#### [Description of the task]
Search the listing for "goal" and copy every line where it appears.

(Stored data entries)
————

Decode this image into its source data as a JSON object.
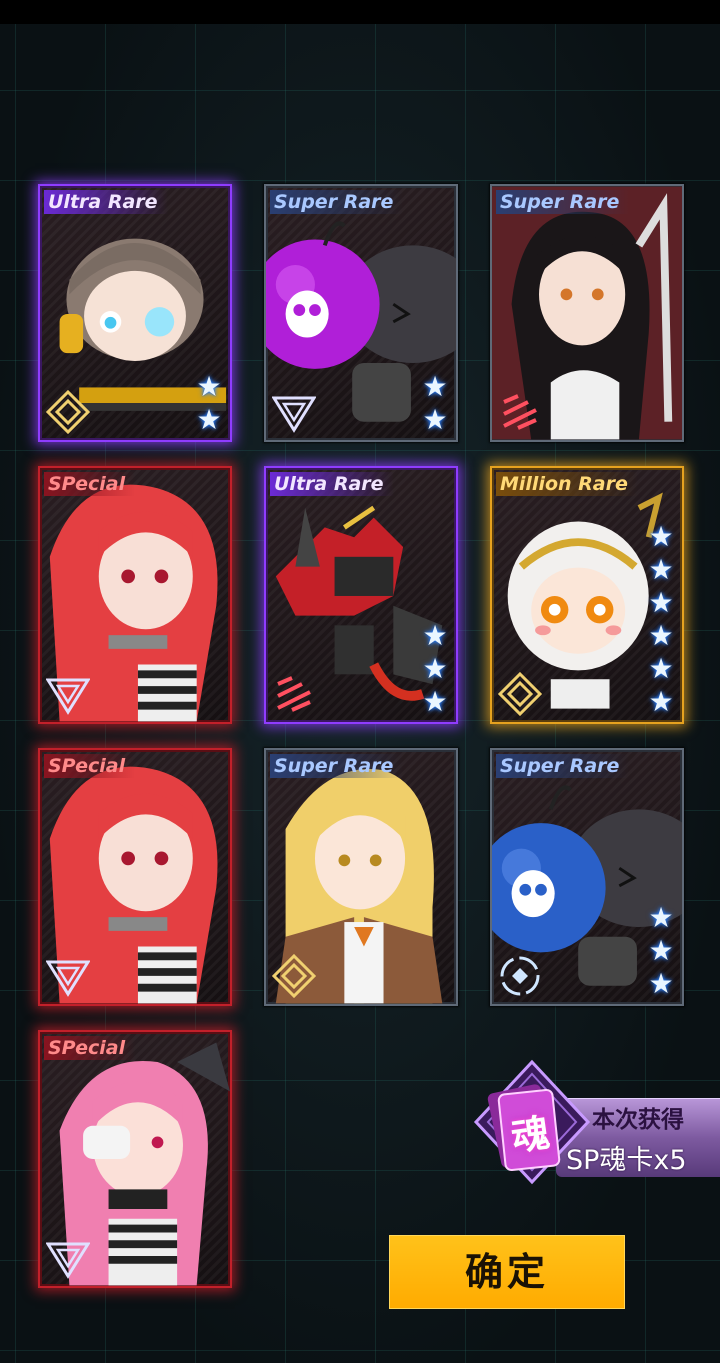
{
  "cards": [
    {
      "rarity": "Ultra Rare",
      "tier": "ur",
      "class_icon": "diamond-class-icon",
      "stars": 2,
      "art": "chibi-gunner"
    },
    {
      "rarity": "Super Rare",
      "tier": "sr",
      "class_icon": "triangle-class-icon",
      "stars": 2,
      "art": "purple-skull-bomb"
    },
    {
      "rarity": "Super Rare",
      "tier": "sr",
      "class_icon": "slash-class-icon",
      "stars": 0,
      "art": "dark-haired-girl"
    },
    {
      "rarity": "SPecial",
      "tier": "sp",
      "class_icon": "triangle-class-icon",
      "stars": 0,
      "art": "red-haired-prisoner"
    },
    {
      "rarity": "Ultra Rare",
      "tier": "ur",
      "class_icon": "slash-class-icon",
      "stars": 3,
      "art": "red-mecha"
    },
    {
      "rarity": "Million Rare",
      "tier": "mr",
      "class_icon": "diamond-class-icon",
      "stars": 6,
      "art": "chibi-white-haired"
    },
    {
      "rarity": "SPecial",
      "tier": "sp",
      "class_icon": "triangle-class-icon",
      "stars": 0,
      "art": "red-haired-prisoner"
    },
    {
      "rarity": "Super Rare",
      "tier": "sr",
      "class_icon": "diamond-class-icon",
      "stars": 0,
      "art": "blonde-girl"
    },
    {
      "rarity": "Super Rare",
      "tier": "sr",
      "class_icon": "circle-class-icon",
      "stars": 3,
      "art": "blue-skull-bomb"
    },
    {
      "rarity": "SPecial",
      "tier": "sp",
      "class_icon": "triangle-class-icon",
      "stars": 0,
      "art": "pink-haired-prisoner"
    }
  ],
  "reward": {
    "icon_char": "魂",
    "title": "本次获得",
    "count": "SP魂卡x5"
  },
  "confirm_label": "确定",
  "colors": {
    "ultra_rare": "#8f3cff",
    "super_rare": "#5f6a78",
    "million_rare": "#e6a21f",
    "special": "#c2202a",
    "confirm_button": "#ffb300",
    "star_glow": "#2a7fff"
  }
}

————

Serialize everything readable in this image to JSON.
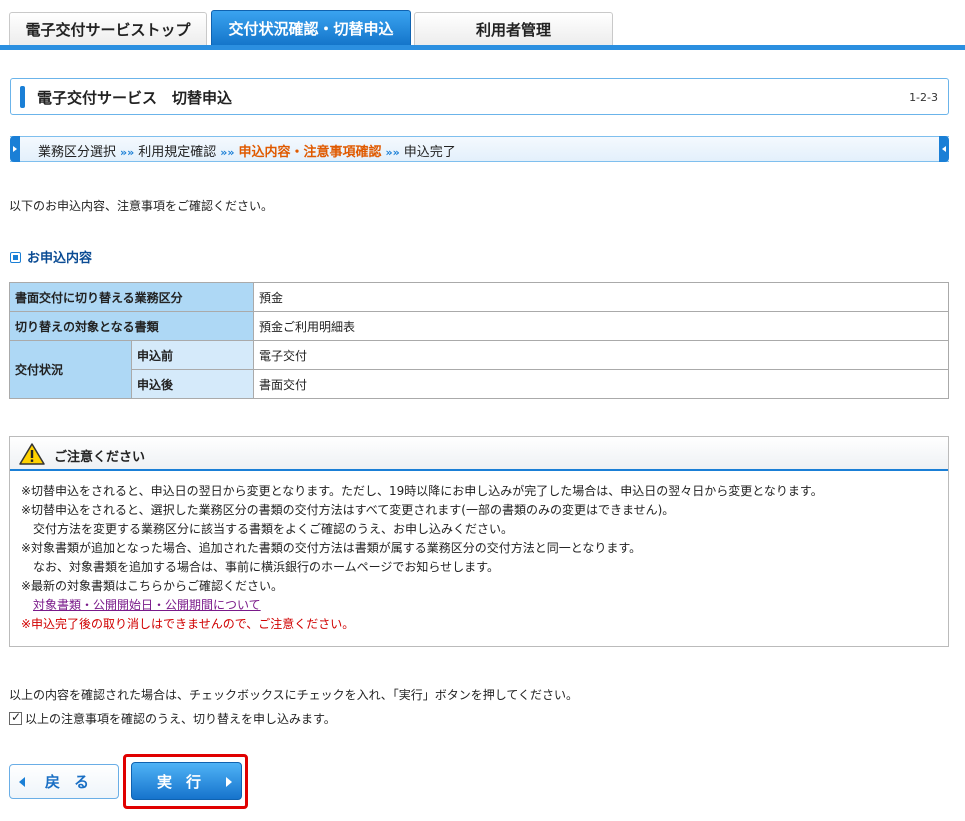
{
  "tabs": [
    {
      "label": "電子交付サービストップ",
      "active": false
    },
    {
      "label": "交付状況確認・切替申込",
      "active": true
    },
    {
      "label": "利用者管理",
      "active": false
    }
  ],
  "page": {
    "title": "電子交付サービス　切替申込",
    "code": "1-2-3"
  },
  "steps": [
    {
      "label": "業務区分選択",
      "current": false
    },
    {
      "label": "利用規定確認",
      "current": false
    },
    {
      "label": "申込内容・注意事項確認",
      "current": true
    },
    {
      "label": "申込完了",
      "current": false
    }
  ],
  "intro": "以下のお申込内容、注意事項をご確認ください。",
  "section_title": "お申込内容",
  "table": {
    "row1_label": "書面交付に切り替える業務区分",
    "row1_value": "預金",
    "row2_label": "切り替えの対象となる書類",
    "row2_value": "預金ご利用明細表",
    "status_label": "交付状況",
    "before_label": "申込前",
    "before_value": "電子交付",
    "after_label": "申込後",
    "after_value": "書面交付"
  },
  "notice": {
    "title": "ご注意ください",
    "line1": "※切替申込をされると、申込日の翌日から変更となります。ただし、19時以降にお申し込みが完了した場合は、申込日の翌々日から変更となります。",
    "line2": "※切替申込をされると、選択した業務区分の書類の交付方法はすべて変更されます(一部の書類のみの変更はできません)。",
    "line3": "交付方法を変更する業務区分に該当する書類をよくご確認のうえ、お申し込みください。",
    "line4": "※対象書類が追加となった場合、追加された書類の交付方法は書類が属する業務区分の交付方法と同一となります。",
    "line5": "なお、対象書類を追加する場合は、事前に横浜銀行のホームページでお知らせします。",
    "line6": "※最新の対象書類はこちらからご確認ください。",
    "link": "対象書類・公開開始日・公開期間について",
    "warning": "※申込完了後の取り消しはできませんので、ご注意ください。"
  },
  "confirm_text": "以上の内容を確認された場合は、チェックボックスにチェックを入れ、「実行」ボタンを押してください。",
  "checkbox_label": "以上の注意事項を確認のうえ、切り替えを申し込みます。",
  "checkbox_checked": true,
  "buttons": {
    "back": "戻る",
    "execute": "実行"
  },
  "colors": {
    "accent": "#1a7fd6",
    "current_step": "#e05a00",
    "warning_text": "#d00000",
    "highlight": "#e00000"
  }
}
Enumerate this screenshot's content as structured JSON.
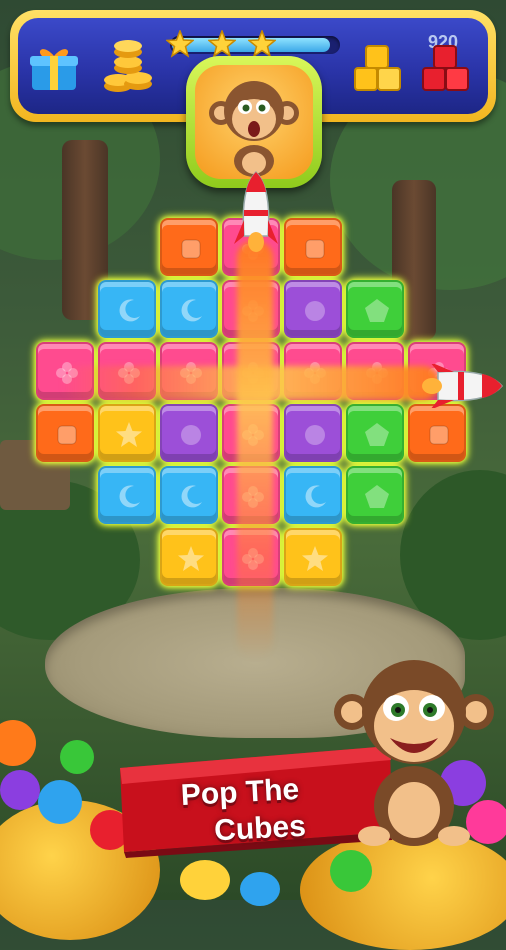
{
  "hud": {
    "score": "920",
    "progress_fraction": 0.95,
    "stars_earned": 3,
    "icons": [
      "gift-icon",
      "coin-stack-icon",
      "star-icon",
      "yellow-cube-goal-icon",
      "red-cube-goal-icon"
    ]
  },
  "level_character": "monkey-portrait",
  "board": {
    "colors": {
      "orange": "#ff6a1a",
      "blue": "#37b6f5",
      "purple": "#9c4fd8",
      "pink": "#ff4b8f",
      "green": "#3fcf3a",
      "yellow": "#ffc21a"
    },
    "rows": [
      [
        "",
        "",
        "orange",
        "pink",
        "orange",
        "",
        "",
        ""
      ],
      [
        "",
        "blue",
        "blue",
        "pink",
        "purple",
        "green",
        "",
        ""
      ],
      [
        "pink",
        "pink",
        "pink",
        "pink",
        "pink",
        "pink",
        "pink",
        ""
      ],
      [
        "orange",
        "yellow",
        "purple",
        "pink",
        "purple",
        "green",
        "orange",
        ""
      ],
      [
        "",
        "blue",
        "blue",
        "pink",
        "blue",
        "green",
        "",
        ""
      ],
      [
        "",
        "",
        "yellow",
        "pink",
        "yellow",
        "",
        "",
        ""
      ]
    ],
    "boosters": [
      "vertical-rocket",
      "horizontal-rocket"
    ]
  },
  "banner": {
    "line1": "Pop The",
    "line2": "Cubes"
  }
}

————

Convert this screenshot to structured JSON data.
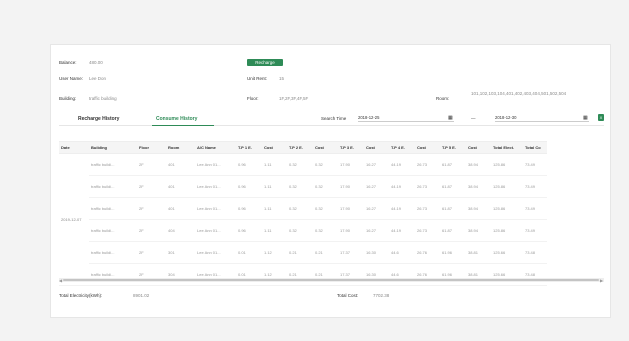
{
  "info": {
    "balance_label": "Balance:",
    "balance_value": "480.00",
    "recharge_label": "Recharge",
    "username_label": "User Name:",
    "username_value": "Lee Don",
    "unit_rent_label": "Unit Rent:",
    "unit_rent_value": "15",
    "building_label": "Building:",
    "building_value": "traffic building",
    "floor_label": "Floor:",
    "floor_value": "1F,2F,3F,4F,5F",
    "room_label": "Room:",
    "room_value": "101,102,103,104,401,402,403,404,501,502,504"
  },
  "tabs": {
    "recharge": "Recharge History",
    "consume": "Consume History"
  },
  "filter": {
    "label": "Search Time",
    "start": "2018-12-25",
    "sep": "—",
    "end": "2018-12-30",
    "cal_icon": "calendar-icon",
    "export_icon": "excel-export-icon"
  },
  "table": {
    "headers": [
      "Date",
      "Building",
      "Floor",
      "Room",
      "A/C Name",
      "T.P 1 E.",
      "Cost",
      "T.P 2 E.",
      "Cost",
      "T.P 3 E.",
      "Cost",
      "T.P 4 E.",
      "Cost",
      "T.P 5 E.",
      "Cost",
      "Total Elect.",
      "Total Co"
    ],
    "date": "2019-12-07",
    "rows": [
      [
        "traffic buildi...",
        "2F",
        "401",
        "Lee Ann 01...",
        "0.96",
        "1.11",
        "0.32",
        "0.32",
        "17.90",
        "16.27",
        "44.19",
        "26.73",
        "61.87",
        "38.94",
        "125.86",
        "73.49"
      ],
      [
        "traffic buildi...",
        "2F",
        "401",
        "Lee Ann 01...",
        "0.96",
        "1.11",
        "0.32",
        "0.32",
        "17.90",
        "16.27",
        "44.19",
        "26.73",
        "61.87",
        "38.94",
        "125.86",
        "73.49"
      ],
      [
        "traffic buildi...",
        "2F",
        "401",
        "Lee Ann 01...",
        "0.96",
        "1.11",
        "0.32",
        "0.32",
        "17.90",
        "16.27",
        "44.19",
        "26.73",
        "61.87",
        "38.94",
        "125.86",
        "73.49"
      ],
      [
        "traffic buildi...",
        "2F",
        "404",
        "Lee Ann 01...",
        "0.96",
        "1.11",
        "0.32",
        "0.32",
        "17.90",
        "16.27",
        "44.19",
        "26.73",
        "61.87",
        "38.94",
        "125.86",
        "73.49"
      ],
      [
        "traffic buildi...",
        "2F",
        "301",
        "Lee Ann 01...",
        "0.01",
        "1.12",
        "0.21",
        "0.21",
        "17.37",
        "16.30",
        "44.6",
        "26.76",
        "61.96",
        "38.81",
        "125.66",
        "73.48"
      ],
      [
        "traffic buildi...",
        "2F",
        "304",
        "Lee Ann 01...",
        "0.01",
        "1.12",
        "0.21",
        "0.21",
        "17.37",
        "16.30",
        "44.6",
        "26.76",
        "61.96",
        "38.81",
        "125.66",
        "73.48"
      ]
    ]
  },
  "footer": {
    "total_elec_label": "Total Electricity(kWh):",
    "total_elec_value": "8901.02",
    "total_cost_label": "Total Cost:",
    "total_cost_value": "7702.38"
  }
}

————

#### [Answer to the task]
      "yellow-cube-goal-icon",
      "red-cube-goal-icon"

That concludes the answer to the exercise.